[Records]
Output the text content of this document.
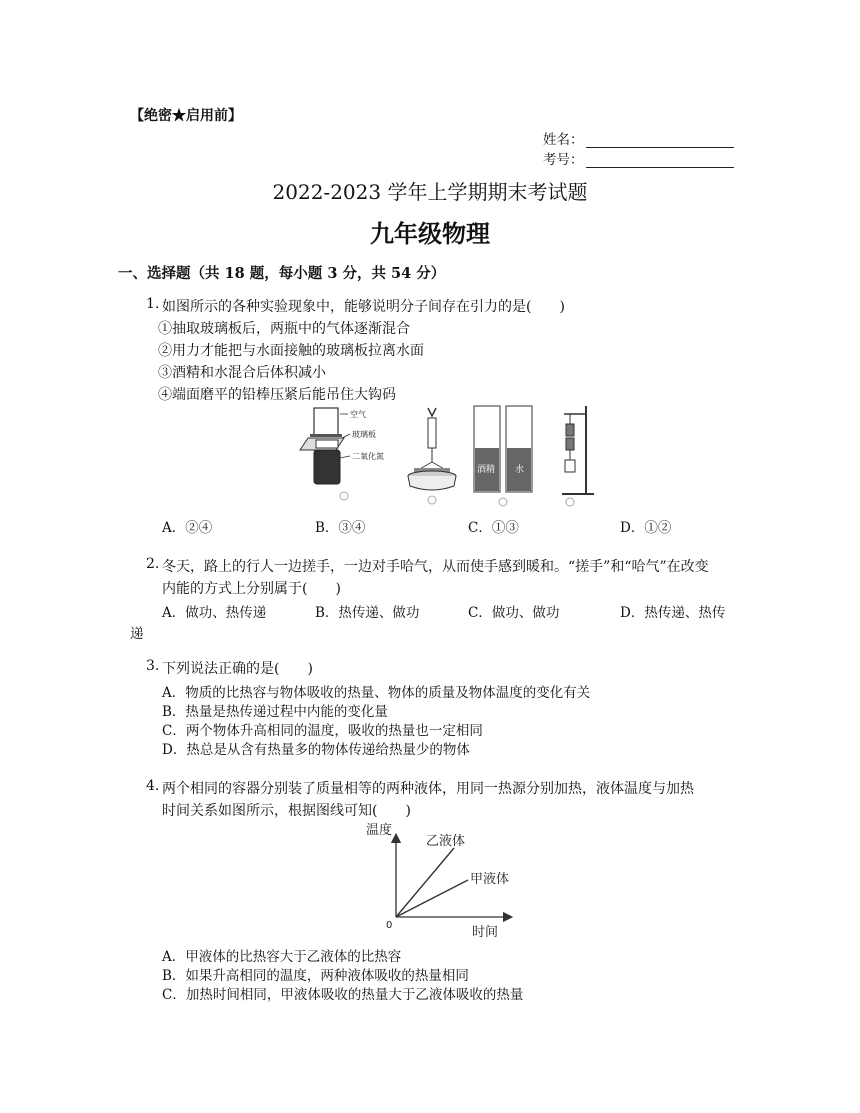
【绝密★启用前】
姓名：
考号：
2022-2023 学年上学期期末考试题
九年级物理
一、选择题（共 18 题，每小题 3 分，共 54 分）
1. 如图所示的各种实验现象中，能够说明分子间存在引力的是(　　)
①抽取玻璃板后，两瓶中的气体逐渐混合
②用力才能把与水面接触的玻璃板拉离水面
③酒精和水混合后体积减小
④端面磨平的铅棒压紧后能吊住大钩码
空气
玻璃板
二氧化氮
酒精 水
A．②④	B．③④	C．①③	D．①②
2. 冬天，路上的行人一边搓手，一边对手哈气，从而使手感到暖和。“搓手”和“哈气”在改变
内能的方式上分别属于(　　)
A．做功、热传递	B．热传递、做功	C．做功、做功	D．热传递、热传
递
3. 下列说法正确的是(　　)
A．物质的比热容与物体吸收的热量、物体的质量及物体温度的变化有关
B．热量是热传递过程中内能的变化量
C．两个物体升高相同的温度，吸收的热量也一定相同
D．热总是从含有热量多的物体传递给热量少的物体
4. 两个相同的容器分别装了质量相等的两种液体，用同一热源分别加热，液体温度与加热
时间关系如图所示，根据图线可知(　　)
温度
时间
0
乙液体
甲液体
A．甲液体的比热容大于乙液体的比热容
B．如果升高相同的温度，两种液体吸收的热量相同
C．加热时间相同，甲液体吸收的热量大于乙液体吸收的热量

**EXERCISE INSTRUCTIONS**: Generate a word-for-word copy of the preceding records, excluding all pictures.

**WORKED SOLUTION**:
Output the text content of this document.
【绝密★启用前】
姓名：
考号：
2022-2023 学年上学期期末考试题
九年级物理
一、选择题（共 18 题，每小题 3 分，共 54 分）
1. 如图所示的各种实验现象中，能够说明分子间存在引力的是(　　)
①抽取玻璃板后，两瓶中的气体逐渐混合
②用力才能把与水面接触的玻璃板拉离水面
③酒精和水混合后体积减小
④端面磨平的铅棒压紧后能吊住大钩码
空气
玻璃板
二氧化氮
酒精 水
A．②④	B．③④	C．①③	D．①②
2. 冬天，路上的行人一边搓手，一边对手哈气，从而使手感到暖和。“搓手”和“哈气”在改变
内能的方式上分别属于(　　)
A．做功、热传递	B．热传递、做功	C．做功、做功	D．热传递、热传
递
3. 下列说法正确的是(　　)
A．物质的比热容与物体吸收的热量、物体的质量及物体温度的变化有关
B．热量是热传递过程中内能的变化量
C．两个物体升高相同的温度，吸收的热量也一定相同
D．热总是从含有热量多的物体传递给热量少的物体
4. 两个相同的容器分别装了质量相等的两种液体，用同一热源分别加热，液体温度与加热
时间关系如图所示，根据图线可知(　　)
温度
时间
0
乙液体
甲液体
A．甲液体的比热容大于乙液体的比热容
B．如果升高相同的温度，两种液体吸收的热量相同
C．加热时间相同，甲液体吸收的热量大于乙液体吸收的热量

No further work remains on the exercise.